## Written instruction
Below is a block of records. Copy every line in it that contains the word "Test".
— Begin —
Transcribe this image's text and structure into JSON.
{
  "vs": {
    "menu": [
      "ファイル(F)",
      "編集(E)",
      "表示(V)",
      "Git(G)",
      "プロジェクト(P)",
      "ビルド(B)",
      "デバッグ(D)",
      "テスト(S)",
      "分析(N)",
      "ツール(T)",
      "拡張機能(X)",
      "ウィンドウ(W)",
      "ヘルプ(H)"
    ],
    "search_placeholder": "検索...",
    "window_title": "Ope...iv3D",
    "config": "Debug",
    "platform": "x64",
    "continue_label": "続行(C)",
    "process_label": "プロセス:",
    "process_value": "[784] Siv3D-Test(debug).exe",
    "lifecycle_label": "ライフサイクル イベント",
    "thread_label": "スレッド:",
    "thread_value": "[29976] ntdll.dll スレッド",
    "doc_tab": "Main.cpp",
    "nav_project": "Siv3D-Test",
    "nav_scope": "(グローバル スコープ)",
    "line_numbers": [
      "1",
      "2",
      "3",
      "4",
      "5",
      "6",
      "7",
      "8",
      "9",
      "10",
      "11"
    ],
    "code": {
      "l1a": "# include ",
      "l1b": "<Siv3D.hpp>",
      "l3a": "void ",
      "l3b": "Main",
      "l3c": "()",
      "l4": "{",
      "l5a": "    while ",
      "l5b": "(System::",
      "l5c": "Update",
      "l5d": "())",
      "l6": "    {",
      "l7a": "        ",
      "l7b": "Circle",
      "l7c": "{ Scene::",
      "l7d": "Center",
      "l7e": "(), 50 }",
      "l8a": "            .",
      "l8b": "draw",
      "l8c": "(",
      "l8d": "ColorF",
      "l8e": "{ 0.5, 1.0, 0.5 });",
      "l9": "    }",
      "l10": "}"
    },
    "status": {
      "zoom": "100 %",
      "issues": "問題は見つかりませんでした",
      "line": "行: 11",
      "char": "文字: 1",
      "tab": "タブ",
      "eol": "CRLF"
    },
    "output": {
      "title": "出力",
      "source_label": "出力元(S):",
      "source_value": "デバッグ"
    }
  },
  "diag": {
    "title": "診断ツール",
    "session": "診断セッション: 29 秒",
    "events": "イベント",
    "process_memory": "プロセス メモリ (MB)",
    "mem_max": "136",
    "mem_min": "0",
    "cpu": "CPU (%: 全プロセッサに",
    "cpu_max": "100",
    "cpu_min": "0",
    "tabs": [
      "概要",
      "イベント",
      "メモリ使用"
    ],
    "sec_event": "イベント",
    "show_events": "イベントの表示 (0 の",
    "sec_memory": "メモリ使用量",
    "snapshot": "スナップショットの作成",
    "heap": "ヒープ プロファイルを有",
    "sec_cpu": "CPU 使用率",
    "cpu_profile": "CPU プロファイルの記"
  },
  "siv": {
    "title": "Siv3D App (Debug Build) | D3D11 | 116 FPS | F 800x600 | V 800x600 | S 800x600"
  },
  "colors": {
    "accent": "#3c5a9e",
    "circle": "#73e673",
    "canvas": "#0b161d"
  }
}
— End —
## Response to the task
    "process_value": "[784] Siv3D-Test(debug).exe",
    "nav_project": "Siv3D-Test",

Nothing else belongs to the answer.